- Task to carry out: Extract, from the listing that follows, each line containing the word "февраля".

Stored records:
····················
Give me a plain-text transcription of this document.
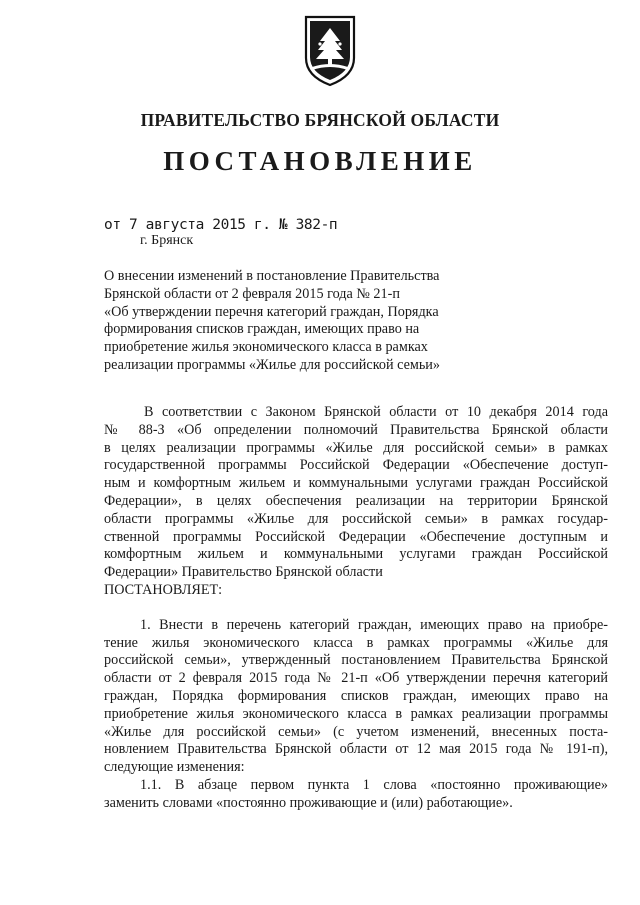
ПРАВИТЕЛЬСТВО БРЯНСКОЙ ОБЛАСТИ
ПОСТАНОВЛЕНИЕ
от 7 августа 2015 г. № 382-п
г. Брянск
О внесении изменений в постановление Правительства
Брянской области от 2 февраля 2015 года № 21-п
«Об утверждении перечня категорий граждан, Порядка
формирования списков граждан, имеющих право на
приобретение жилья экономического класса в рамках
реализации программы «Жилье для российской семьи»
В соответствии с Законом Брянской области от 10 декабря 2014 года
№ 88-З «Об определении полномочий Правительства Брянской области
в целях реализации программы «Жилье для российской семьи» в рамках
государственной программы Российской Федерации «Обеспечение доступ-
ным и комфортным жильем и коммунальными услугами граждан Российской
Федерации», в целях обеспечения реализации на территории Брянской
области программы «Жилье для российской семьи» в рамках государ-
ственной программы Российской Федерации «Обеспечение доступным и
комфортным жильем и коммунальными услугами граждан Российской
Федерации» Правительство Брянской области
ПОСТАНОВЛЯЕТ:
1. Внести в перечень категорий граждан, имеющих право на приобре-
тение жилья экономического класса в рамках программы «Жилье для
российской семьи», утвержденный постановлением Правительства Брянской
области от 2 февраля 2015 года № 21-п «Об утверждении перечня категорий
граждан, Порядка формирования списков граждан, имеющих право на
приобретение жилья экономического класса в рамках реализации программы
«Жилье для российской семьи» (с учетом изменений, внесенных поста-
новлением Правительства Брянской области от 12 мая 2015 года № 191-п),
следующие изменения:
1.1. В абзаце первом пункта 1 слова «постоянно проживающие»
заменить словами «постоянно проживающие и (или) работающие».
····················
- Exercise result:
Брянской области от 2 февраля 2015 года № 21-п
области от 2 февраля 2015 года № 21-п «Об утверждении перечня категорий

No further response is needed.